Every line that holds "naturally" should be shown.

****

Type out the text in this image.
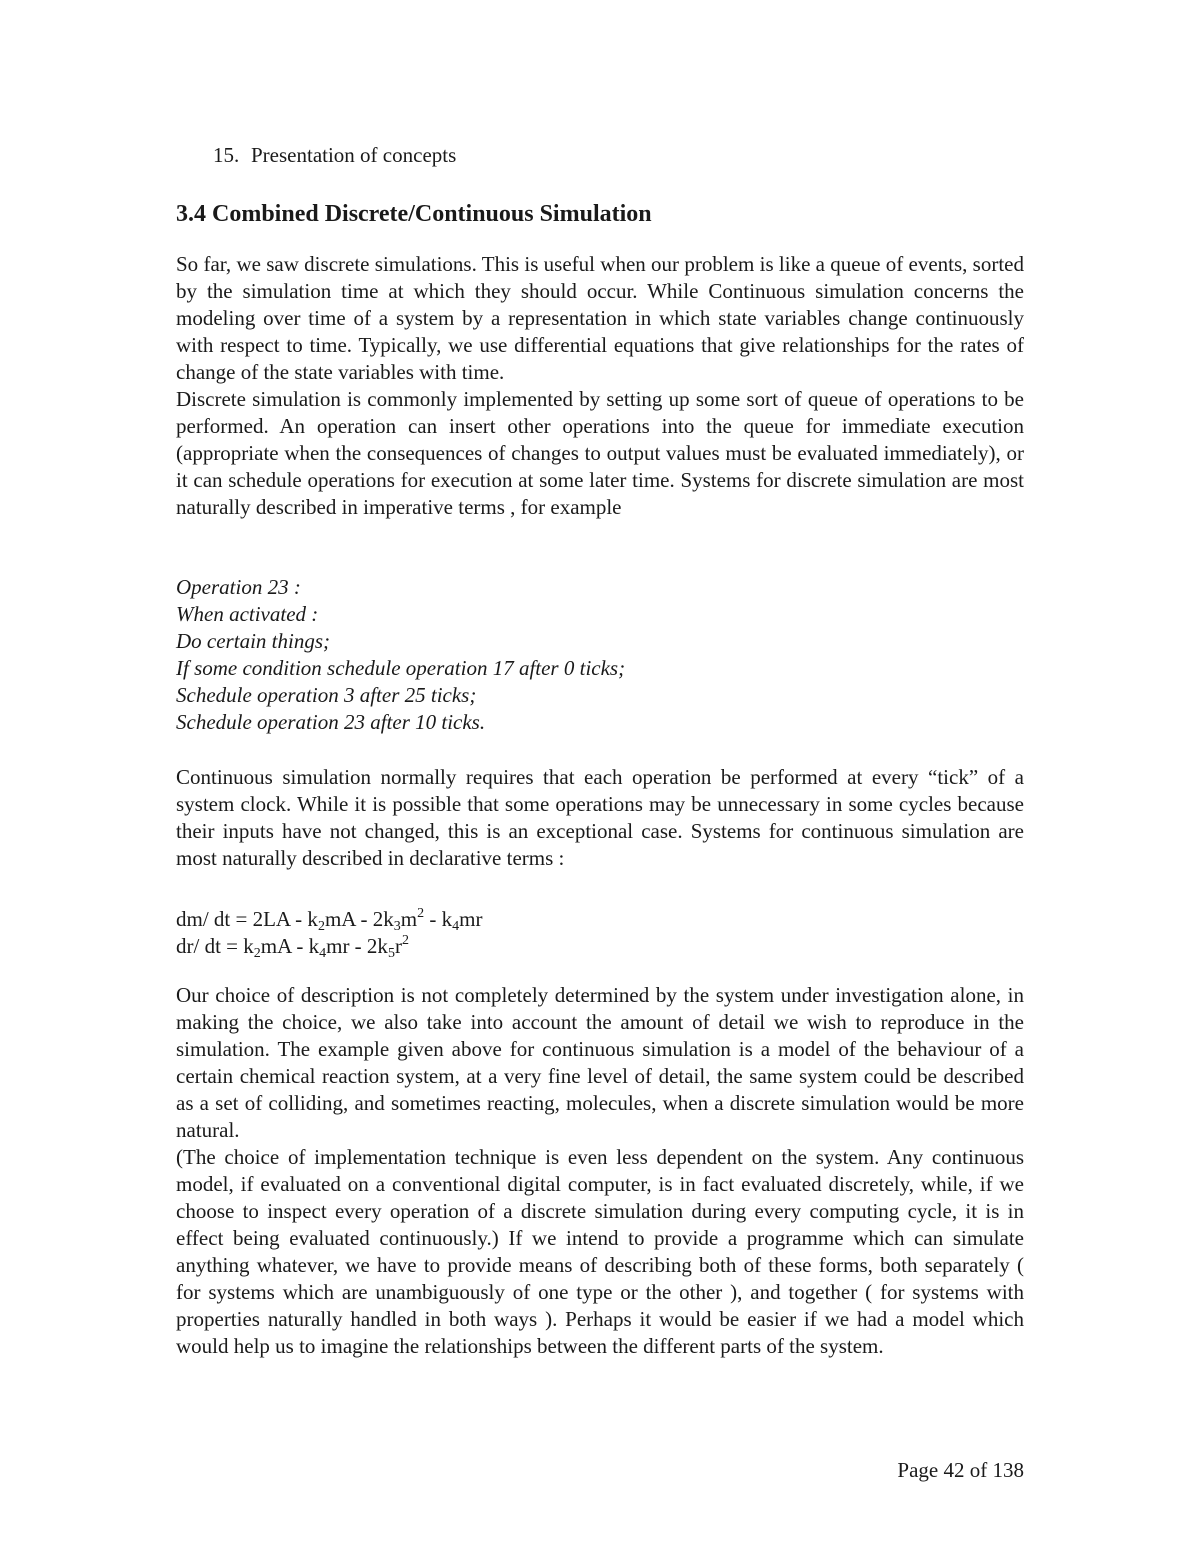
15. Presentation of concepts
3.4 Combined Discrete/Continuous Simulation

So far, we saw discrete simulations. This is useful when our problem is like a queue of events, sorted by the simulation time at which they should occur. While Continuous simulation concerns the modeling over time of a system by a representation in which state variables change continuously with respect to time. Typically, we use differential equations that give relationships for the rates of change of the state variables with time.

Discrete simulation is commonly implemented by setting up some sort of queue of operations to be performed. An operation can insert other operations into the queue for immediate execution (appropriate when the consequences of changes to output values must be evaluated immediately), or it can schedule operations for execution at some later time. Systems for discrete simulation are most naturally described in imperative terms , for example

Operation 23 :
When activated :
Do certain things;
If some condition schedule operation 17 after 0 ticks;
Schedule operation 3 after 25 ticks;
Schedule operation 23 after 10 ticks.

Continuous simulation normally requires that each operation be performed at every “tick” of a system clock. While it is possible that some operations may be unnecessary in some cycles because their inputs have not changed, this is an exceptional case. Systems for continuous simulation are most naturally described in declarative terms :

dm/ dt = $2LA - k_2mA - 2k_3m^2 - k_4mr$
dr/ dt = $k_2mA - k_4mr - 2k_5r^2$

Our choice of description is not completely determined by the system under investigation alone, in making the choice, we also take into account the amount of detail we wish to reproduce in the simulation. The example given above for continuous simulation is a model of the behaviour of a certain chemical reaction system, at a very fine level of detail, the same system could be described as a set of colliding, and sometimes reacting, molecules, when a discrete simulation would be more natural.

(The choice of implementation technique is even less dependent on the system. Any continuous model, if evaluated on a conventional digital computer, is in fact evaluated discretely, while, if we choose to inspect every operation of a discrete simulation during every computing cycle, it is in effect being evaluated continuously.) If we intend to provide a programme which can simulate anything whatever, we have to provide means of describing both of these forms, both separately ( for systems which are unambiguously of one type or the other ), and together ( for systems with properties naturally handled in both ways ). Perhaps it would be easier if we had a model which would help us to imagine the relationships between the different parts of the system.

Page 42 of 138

****

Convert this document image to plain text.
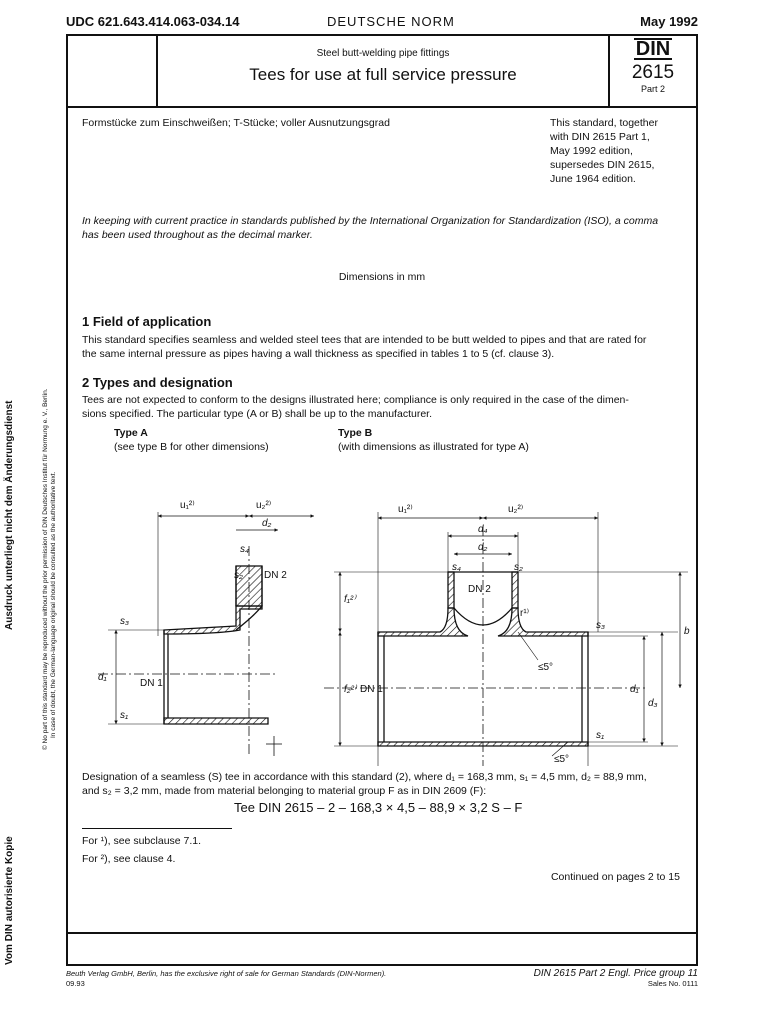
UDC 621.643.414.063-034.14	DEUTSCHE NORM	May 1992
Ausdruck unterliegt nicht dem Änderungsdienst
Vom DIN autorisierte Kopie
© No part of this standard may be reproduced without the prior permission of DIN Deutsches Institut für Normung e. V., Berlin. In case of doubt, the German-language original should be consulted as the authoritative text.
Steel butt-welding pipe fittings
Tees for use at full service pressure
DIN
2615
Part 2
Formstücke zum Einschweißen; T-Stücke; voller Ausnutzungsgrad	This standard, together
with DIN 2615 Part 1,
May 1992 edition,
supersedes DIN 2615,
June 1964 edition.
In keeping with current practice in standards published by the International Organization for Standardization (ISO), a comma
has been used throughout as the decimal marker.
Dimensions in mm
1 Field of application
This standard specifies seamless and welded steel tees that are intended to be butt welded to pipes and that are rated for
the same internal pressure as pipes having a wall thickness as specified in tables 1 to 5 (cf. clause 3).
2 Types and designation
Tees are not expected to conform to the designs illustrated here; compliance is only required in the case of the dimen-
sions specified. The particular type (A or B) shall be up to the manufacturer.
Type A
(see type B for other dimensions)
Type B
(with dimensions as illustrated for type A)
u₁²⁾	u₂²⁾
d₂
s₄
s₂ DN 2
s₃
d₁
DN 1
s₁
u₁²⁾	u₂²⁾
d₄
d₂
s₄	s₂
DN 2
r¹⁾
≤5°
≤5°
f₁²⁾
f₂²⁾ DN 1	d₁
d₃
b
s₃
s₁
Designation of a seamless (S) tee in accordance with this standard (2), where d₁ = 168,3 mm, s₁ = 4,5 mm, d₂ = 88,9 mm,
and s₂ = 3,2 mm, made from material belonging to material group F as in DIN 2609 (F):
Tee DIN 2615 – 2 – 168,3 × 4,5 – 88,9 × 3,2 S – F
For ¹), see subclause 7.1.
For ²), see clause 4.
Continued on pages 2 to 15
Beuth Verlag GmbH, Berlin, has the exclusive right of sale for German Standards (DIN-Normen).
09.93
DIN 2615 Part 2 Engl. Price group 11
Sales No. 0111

****

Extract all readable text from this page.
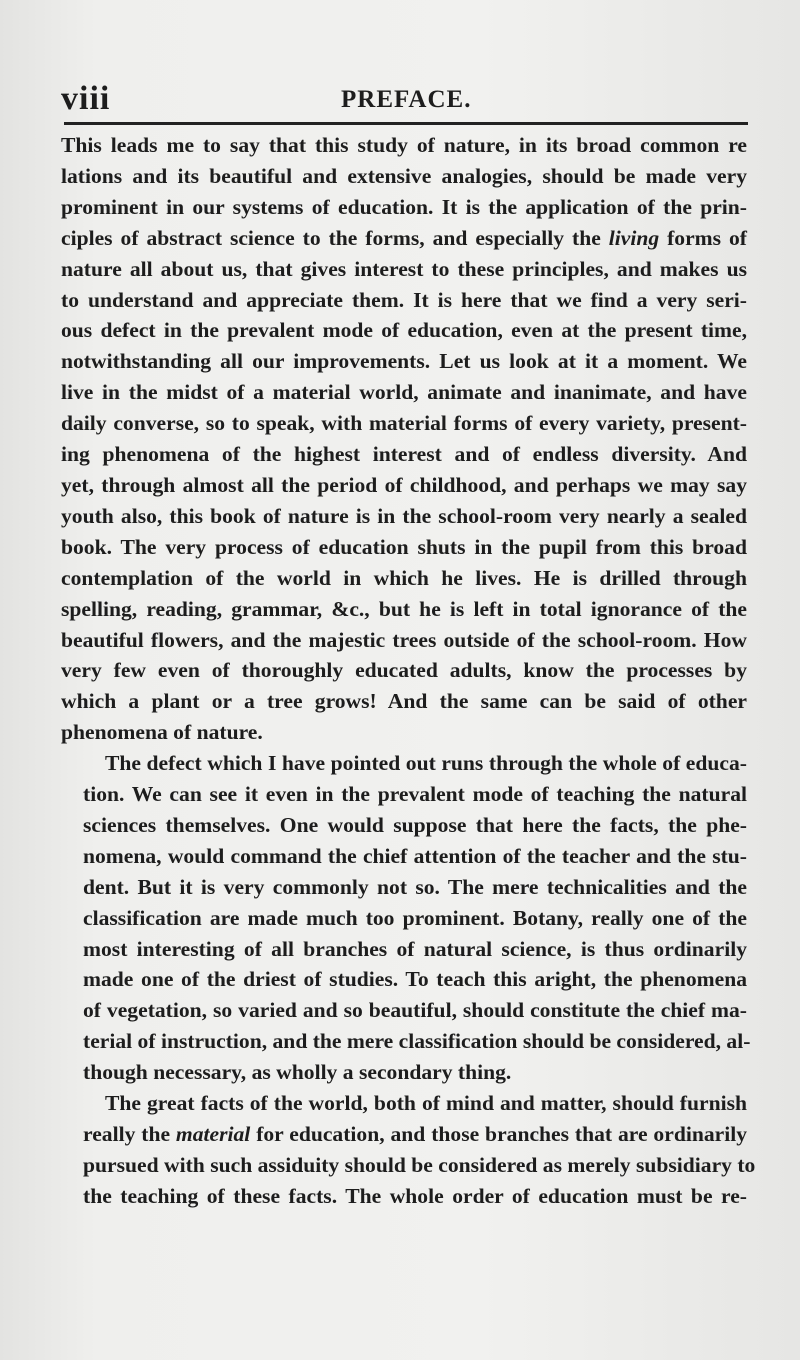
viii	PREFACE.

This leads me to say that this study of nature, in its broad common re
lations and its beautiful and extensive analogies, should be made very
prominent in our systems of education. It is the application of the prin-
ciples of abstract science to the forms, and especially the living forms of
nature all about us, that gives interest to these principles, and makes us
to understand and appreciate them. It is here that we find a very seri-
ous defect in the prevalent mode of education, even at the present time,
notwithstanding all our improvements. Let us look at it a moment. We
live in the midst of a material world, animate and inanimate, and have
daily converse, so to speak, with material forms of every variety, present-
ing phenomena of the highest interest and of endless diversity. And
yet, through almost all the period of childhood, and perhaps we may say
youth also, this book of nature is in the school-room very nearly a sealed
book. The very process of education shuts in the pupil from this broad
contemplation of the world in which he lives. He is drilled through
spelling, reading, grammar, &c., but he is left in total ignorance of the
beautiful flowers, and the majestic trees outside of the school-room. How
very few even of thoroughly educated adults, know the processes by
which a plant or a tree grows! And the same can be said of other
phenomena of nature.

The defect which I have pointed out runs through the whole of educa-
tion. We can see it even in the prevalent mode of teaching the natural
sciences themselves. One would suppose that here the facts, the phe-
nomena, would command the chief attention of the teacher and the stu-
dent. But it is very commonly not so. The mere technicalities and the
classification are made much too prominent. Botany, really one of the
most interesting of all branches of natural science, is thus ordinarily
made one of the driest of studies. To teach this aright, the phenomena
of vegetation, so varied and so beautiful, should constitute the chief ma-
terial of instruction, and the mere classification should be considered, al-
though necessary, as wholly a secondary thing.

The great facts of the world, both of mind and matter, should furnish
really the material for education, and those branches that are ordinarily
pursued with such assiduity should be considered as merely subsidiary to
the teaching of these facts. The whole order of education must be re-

****

**Output below:**
Discrete simulation is commonly implemented by setting up some sort of queue of operations to be performed. An operation can insert other operations into the queue for immediate execution (appropriate when the consequences of changes to output values must be evaluated immediately), or it can schedule operations for execution at some later time. Systems for discrete simulation are most naturally described in imperative terms , for example
Continuous simulation normally requires that each operation be performed at every “tick” of a system clock. While it is possible that some operations may be unnecessary in some cycles because their inputs have not changed, this is an exceptional case. Systems for continuous simulation are most naturally described in declarative terms :
(The choice of implementation technique is even less dependent on the system. Any continuous model, if evaluated on a conventional digital computer, is in fact evaluated discretely, while, if we choose to inspect every operation of a discrete simulation during every computing cycle, it is in effect being evaluated continuously.) If we intend to provide a programme which can simulate anything whatever, we have to provide means of describing both of these forms, both separately ( for systems which are unambiguously of one type or the other ), and together ( for systems with properties naturally handled in both ways ). Perhaps it would be easier if we had a model which would help us to imagine the relationships between the different parts of the system.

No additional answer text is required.